### Goal of the exercise
Determine the number of lines in these entries that hold the word "friendly". Give the number and nothing more.

^^^^^^^^

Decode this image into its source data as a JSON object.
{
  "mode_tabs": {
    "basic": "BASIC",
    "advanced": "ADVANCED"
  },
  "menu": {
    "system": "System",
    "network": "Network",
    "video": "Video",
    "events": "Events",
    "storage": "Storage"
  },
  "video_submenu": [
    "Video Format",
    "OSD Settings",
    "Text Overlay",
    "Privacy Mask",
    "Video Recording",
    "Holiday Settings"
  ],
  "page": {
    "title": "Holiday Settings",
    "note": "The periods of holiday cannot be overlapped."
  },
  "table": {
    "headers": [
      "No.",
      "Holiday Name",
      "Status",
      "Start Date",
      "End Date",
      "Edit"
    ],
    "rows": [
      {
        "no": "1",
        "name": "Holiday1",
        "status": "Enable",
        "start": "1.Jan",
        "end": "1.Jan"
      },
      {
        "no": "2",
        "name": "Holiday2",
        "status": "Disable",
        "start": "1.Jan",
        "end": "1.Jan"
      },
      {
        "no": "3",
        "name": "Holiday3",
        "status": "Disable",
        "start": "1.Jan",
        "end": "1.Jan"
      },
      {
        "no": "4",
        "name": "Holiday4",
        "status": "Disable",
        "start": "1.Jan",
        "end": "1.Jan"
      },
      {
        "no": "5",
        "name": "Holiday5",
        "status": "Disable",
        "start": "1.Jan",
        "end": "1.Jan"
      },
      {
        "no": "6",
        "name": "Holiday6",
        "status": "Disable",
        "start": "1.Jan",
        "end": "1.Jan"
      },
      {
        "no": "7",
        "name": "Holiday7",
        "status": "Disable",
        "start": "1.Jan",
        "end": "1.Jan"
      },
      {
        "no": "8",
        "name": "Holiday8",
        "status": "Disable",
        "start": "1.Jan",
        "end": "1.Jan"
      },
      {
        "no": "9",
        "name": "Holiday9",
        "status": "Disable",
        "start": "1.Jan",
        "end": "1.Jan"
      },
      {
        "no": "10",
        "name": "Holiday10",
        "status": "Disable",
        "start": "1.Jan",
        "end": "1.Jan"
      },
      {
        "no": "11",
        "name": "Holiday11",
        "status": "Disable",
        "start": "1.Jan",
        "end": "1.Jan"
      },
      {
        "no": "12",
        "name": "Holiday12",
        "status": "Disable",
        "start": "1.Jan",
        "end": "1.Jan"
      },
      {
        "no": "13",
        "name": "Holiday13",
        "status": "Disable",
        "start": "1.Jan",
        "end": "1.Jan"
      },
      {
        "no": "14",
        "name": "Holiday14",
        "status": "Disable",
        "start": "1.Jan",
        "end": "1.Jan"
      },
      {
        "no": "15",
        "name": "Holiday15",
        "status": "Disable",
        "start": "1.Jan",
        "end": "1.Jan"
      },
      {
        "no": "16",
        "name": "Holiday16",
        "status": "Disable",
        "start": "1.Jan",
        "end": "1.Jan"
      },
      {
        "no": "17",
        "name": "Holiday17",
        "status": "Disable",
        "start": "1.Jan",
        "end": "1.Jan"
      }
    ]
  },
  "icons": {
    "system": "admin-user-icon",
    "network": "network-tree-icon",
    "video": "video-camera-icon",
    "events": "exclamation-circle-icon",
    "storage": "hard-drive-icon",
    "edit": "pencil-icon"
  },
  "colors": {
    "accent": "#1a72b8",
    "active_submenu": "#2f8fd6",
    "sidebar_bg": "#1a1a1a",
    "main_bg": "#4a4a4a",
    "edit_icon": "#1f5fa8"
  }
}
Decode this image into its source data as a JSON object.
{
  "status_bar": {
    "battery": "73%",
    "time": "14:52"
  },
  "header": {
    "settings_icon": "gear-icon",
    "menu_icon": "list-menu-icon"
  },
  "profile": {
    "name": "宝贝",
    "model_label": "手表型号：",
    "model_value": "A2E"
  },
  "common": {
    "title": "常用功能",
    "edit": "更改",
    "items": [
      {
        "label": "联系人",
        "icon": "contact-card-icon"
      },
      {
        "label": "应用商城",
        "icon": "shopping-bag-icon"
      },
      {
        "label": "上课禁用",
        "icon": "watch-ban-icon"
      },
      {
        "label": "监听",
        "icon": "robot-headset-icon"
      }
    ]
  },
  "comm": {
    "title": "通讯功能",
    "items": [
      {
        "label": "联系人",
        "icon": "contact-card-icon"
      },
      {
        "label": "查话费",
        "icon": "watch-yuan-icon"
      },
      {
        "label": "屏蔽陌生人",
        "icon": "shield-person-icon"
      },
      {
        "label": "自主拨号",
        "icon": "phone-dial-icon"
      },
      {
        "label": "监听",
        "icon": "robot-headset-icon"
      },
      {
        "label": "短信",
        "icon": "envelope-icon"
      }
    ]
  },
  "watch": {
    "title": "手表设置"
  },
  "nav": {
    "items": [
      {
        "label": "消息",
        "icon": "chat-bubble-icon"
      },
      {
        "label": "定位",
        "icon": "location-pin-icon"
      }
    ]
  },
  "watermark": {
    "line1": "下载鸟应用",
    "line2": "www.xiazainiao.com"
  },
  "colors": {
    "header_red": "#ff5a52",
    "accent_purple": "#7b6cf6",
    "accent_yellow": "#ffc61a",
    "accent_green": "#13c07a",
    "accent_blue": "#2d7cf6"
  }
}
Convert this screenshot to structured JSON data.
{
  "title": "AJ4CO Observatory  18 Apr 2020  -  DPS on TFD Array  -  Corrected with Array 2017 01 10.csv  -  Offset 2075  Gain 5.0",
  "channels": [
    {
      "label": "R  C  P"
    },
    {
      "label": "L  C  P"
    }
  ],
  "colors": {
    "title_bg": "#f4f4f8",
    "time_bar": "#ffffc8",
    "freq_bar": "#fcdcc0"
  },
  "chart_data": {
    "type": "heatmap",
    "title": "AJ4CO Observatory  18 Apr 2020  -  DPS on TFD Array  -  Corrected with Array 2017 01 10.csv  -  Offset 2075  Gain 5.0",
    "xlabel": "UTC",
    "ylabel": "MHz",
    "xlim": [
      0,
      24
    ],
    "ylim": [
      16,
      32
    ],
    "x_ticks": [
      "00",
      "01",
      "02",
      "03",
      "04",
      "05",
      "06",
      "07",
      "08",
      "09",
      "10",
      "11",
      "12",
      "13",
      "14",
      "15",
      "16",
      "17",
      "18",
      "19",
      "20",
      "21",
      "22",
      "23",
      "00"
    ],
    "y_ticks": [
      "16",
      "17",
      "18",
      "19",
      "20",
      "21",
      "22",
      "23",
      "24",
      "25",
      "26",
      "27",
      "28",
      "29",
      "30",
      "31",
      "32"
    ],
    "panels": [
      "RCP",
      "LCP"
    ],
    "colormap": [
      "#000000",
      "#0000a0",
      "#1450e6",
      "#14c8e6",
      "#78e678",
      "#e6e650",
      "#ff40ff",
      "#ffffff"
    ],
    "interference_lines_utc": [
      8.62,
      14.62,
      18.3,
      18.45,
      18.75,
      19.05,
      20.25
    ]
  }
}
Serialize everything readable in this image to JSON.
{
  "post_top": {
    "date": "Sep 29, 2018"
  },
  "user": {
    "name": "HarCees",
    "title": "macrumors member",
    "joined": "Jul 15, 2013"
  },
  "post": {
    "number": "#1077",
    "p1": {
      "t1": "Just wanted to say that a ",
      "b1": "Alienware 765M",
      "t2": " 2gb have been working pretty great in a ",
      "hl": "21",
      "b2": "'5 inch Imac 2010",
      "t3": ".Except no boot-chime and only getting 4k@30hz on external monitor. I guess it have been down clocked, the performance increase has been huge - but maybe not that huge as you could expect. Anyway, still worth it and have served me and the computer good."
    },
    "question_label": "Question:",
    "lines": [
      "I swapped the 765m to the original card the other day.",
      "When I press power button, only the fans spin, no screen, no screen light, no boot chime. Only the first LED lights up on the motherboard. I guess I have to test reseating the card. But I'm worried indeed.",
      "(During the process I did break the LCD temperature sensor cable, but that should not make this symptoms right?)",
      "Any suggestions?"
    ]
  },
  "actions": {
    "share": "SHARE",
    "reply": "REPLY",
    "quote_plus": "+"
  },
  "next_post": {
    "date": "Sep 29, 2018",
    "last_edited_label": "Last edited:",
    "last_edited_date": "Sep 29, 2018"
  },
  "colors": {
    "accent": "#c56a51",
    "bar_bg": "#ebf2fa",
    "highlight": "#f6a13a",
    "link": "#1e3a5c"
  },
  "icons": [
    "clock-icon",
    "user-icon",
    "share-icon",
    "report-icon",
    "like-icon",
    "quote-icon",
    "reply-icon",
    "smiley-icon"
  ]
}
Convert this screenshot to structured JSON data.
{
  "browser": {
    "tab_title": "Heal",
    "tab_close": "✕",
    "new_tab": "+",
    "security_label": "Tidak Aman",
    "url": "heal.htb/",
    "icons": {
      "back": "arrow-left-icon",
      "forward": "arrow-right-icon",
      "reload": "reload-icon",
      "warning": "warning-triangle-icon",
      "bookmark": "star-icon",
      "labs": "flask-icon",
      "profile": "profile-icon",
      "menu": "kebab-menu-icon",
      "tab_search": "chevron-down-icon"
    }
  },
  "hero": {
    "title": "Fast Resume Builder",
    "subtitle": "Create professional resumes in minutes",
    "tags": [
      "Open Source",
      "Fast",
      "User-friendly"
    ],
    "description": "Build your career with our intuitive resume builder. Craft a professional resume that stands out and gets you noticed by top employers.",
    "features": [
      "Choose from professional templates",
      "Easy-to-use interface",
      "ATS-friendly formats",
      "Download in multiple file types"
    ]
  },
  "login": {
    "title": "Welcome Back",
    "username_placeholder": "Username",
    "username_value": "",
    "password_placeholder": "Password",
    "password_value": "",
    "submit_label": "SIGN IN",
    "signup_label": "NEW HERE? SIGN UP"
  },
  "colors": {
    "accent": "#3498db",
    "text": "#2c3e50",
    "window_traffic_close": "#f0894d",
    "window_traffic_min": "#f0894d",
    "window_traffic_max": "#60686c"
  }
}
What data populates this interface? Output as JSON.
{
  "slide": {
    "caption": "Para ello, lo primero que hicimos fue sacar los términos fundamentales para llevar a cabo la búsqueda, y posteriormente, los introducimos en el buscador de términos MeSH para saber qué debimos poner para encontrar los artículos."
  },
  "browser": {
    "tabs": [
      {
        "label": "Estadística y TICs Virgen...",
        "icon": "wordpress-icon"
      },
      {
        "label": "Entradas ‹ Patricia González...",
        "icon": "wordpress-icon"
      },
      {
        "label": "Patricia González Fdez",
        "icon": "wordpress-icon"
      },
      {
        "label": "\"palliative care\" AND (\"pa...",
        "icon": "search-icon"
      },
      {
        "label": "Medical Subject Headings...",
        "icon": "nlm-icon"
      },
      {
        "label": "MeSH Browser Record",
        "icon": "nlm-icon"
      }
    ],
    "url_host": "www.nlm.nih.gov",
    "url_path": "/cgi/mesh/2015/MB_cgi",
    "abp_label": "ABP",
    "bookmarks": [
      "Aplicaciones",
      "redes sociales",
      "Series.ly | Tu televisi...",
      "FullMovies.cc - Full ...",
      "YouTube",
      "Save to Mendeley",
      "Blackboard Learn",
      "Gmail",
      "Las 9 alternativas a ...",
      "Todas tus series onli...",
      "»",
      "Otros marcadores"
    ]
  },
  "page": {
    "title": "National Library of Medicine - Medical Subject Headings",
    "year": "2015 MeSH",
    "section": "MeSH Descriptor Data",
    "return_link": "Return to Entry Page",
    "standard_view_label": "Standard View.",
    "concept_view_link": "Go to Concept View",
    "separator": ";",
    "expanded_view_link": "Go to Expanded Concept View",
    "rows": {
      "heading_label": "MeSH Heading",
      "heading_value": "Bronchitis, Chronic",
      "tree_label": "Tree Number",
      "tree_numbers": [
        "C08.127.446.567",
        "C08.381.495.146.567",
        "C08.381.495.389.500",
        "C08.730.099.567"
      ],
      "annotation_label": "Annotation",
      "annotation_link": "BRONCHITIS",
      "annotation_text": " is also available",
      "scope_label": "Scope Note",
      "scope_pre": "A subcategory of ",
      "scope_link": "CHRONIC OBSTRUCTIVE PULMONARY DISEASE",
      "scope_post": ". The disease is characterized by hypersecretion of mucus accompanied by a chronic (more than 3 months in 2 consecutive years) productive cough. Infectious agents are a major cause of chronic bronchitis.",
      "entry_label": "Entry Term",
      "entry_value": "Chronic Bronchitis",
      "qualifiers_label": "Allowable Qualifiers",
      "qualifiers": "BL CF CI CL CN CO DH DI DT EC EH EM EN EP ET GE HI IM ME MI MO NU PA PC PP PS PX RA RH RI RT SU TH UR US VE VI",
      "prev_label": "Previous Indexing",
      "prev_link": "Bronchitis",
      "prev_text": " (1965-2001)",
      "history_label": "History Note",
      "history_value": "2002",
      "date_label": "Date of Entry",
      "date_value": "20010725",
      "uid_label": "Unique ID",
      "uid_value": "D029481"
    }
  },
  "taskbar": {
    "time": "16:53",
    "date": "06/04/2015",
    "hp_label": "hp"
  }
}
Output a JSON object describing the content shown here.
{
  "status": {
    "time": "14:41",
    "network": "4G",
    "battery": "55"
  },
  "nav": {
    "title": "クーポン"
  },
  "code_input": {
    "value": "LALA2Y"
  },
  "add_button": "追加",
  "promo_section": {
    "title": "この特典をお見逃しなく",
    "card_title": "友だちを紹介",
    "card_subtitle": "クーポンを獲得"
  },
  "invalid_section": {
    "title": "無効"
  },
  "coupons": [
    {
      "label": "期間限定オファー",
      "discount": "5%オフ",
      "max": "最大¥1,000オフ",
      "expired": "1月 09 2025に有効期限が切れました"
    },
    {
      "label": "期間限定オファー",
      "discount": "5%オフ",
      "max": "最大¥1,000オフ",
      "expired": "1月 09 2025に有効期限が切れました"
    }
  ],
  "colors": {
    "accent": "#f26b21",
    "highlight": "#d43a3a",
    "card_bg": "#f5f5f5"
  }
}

^^^^^^^^

### Full response
2